▶ [RECORDS FOR THIS TASK]:

==================================================

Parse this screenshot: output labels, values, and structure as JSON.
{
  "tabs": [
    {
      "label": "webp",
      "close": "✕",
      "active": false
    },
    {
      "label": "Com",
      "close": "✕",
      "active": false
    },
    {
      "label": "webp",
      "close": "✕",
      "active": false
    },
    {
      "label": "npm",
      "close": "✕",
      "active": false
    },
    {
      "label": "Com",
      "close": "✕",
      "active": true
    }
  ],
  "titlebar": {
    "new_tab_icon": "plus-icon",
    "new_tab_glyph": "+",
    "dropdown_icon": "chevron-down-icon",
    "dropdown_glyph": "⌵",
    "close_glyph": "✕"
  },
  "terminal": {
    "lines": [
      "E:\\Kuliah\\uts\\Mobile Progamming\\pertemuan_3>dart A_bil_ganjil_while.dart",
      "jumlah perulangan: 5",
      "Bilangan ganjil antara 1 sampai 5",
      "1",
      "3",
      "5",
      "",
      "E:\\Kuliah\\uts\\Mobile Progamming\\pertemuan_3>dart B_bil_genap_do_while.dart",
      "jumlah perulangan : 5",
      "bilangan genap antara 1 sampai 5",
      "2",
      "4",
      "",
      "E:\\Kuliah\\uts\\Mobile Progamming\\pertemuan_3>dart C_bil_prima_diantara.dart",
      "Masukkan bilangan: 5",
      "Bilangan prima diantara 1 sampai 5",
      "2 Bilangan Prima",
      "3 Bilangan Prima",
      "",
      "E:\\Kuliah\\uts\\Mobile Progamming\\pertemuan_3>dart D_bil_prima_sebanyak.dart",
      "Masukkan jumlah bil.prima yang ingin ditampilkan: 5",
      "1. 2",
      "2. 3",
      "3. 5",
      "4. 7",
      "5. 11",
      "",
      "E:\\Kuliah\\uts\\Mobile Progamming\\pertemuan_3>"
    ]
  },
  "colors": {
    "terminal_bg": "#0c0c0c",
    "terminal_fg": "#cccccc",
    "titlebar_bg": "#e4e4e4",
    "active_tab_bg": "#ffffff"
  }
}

==================================================

▶ [DIRECTION]:
Output each record exactly, leaving nothing out.

▶ [RESULT OF THIS EXERCISE]:
Parse this screenshot: output labels, values, and structure as JSON.
{
  "tabs": [
    {
      "label": "webp",
      "close": "✕",
      "active": false
    },
    {
      "label": "Com",
      "close": "✕",
      "active": false
    },
    {
      "label": "webp",
      "close": "✕",
      "active": false
    },
    {
      "label": "npm",
      "close": "✕",
      "active": false
    },
    {
      "label": "Com",
      "close": "✕",
      "active": true
    }
  ],
  "titlebar": {
    "new_tab_icon": "plus-icon",
    "new_tab_glyph": "+",
    "dropdown_icon": "chevron-down-icon",
    "dropdown_glyph": "⌵",
    "close_glyph": "✕"
  },
  "terminal": {
    "lines": [
      "E:\\Kuliah\\uts\\Mobile Progamming\\pertemuan_3>dart A_bil_ganjil_while.dart",
      "jumlah perulangan: 5",
      "Bilangan ganjil antara 1 sampai 5",
      "1",
      "3",
      "5",
      "",
      "E:\\Kuliah\\uts\\Mobile Progamming\\pertemuan_3>dart B_bil_genap_do_while.dart",
      "jumlah perulangan : 5",
      "bilangan genap antara 1 sampai 5",
      "2",
      "4",
      "",
      "E:\\Kuliah\\uts\\Mobile Progamming\\pertemuan_3>dart C_bil_prima_diantara.dart",
      "Masukkan bilangan: 5",
      "Bilangan prima diantara 1 sampai 5",
      "2 Bilangan Prima",
      "3 Bilangan Prima",
      "",
      "E:\\Kuliah\\uts\\Mobile Progamming\\pertemuan_3>dart D_bil_prima_sebanyak.dart",
      "Masukkan jumlah bil.prima yang ingin ditampilkan: 5",
      "1. 2",
      "2. 3",
      "3. 5",
      "4. 7",
      "5. 11",
      "",
      "E:\\Kuliah\\uts\\Mobile Progamming\\pertemuan_3>"
    ]
  },
  "colors": {
    "terminal_bg": "#0c0c0c",
    "terminal_fg": "#cccccc",
    "titlebar_bg": "#e4e4e4",
    "active_tab_bg": "#ffffff"
  }
}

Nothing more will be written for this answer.